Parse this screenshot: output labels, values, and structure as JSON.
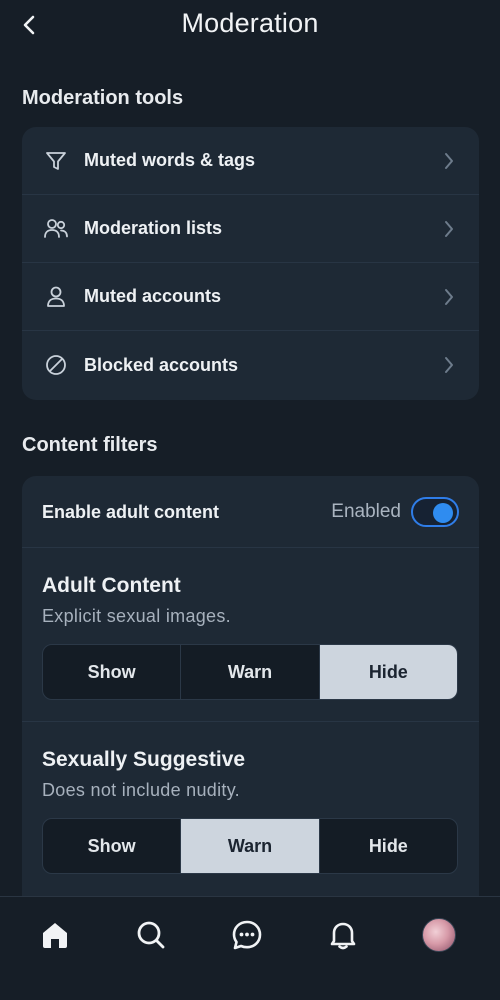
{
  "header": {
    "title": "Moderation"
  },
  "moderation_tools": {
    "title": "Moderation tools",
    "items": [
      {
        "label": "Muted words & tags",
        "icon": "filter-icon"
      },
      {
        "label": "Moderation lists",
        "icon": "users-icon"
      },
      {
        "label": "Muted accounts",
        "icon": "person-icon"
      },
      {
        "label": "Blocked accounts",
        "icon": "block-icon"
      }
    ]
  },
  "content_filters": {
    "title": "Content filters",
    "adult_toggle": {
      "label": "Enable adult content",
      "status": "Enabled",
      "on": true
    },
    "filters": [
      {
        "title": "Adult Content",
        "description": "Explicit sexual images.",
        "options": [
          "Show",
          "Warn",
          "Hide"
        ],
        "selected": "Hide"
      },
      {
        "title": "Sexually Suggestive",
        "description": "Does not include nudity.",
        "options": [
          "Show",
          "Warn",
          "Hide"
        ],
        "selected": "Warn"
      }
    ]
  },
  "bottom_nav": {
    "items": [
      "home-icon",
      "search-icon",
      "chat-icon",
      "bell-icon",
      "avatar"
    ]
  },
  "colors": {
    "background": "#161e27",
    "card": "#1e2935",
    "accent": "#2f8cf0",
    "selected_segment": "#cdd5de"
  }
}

+++

(Given problem) Print each of the records above exactly as written, leaving no picture in the copy.

(Expected answer)
Parse this screenshot: output labels, values, and structure as JSON.
{
  "header": {
    "title": "Moderation"
  },
  "moderation_tools": {
    "title": "Moderation tools",
    "items": [
      {
        "label": "Muted words & tags",
        "icon": "filter-icon"
      },
      {
        "label": "Moderation lists",
        "icon": "users-icon"
      },
      {
        "label": "Muted accounts",
        "icon": "person-icon"
      },
      {
        "label": "Blocked accounts",
        "icon": "block-icon"
      }
    ]
  },
  "content_filters": {
    "title": "Content filters",
    "adult_toggle": {
      "label": "Enable adult content",
      "status": "Enabled",
      "on": true
    },
    "filters": [
      {
        "title": "Adult Content",
        "description": "Explicit sexual images.",
        "options": [
          "Show",
          "Warn",
          "Hide"
        ],
        "selected": "Hide"
      },
      {
        "title": "Sexually Suggestive",
        "description": "Does not include nudity.",
        "options": [
          "Show",
          "Warn",
          "Hide"
        ],
        "selected": "Warn"
      }
    ]
  },
  "bottom_nav": {
    "items": [
      "home-icon",
      "search-icon",
      "chat-icon",
      "bell-icon",
      "avatar"
    ]
  },
  "colors": {
    "background": "#161e27",
    "card": "#1e2935",
    "accent": "#2f8cf0",
    "selected_segment": "#cdd5de"
  }
}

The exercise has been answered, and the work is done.